- _MATERIAL FOR THIS EXERCISE_
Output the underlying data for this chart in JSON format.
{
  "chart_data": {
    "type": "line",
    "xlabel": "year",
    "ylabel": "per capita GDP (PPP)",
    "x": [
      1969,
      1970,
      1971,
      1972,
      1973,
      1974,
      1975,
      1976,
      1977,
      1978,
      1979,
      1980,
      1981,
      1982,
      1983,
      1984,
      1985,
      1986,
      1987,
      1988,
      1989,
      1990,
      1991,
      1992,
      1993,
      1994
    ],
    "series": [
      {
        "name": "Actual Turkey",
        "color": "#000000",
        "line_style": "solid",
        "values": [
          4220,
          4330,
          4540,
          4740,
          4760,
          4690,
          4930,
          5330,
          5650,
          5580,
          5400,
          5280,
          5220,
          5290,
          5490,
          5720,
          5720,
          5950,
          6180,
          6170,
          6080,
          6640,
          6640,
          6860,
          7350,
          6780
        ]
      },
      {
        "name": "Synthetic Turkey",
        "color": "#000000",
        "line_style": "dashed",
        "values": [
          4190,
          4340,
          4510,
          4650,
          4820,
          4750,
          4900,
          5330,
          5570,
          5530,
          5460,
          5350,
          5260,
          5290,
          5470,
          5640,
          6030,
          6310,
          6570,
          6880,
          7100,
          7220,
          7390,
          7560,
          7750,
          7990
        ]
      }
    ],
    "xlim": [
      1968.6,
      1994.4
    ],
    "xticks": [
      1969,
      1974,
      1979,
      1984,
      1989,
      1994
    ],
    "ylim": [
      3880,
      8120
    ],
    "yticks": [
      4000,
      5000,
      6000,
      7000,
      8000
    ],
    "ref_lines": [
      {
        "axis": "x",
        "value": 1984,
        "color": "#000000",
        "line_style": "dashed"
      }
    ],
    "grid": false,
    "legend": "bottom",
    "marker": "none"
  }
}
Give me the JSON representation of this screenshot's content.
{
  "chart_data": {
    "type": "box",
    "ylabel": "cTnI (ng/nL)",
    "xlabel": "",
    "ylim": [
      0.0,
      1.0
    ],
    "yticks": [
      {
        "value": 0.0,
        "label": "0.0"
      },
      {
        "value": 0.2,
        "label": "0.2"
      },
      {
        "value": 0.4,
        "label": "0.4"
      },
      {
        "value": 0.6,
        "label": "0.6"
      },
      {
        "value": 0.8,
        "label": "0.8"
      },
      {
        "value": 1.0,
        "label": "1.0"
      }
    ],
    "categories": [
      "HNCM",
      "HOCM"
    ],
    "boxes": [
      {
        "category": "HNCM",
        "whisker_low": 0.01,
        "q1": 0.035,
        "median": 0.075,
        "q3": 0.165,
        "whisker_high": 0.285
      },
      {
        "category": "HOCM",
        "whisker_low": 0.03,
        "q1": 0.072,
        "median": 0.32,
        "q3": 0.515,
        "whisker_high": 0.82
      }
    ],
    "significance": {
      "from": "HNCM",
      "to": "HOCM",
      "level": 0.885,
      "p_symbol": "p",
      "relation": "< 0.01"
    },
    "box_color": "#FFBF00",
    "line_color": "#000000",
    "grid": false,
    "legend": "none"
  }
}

- _INSTRUCTION_
From the line with "Give me the" to the last line of the material, give every line again exactly, and only those lines.

- _ANSWER TO THE PROBLEM_
Give me the JSON representation of this screenshot's content.
{
  "chart_data": {
    "type": "box",
    "ylabel": "cTnI (ng/nL)",
    "xlabel": "",
    "ylim": [
      0.0,
      1.0
    ],
    "yticks": [
      {
        "value": 0.0,
        "label": "0.0"
      },
      {
        "value": 0.2,
        "label": "0.2"
      },
      {
        "value": 0.4,
        "label": "0.4"
      },
      {
        "value": 0.6,
        "label": "0.6"
      },
      {
        "value": 0.8,
        "label": "0.8"
      },
      {
        "value": 1.0,
        "label": "1.0"
      }
    ],
    "categories": [
      "HNCM",
      "HOCM"
    ],
    "boxes": [
      {
        "category": "HNCM",
        "whisker_low": 0.01,
        "q1": 0.035,
        "median": 0.075,
        "q3": 0.165,
        "whisker_high": 0.285
      },
      {
        "category": "HOCM",
        "whisker_low": 0.03,
        "q1": 0.072,
        "median": 0.32,
        "q3": 0.515,
        "whisker_high": 0.82
      }
    ],
    "significance": {
      "from": "HNCM",
      "to": "HOCM",
      "level": 0.885,
      "p_symbol": "p",
      "relation": "< 0.01"
    },
    "box_color": "#FFBF00",
    "line_color": "#000000",
    "grid": false,
    "legend": "none"
  }
}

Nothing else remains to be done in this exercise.